## Objective
Go through each line of the records below and count those with the word "value". Give only the count.

____ Records supplied

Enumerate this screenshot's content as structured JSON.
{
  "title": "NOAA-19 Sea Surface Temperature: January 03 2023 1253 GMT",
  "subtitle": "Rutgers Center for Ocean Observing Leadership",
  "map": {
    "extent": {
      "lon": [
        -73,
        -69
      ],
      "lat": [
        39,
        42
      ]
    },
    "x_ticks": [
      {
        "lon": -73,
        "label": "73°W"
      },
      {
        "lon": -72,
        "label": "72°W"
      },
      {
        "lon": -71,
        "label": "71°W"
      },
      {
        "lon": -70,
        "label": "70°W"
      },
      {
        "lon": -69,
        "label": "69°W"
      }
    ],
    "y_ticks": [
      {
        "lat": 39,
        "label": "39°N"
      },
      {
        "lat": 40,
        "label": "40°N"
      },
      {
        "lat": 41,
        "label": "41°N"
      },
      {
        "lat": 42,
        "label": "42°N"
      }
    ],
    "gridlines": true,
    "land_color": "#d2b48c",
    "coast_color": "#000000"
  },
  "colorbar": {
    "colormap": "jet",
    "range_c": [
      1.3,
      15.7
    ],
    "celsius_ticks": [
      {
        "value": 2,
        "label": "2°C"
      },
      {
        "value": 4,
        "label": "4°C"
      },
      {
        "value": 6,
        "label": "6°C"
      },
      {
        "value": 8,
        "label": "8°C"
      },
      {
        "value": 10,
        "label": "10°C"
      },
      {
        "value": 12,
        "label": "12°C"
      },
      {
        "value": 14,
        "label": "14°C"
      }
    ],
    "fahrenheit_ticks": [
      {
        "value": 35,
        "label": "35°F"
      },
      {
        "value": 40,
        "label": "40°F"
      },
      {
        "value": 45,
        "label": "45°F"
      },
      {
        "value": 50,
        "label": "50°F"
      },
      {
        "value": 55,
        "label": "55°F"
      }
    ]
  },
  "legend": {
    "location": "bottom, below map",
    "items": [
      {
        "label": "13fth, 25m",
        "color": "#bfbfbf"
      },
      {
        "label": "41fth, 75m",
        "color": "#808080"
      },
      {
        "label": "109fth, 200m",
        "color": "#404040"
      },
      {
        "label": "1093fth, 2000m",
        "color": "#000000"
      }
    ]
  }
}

________

## Answer for the task
12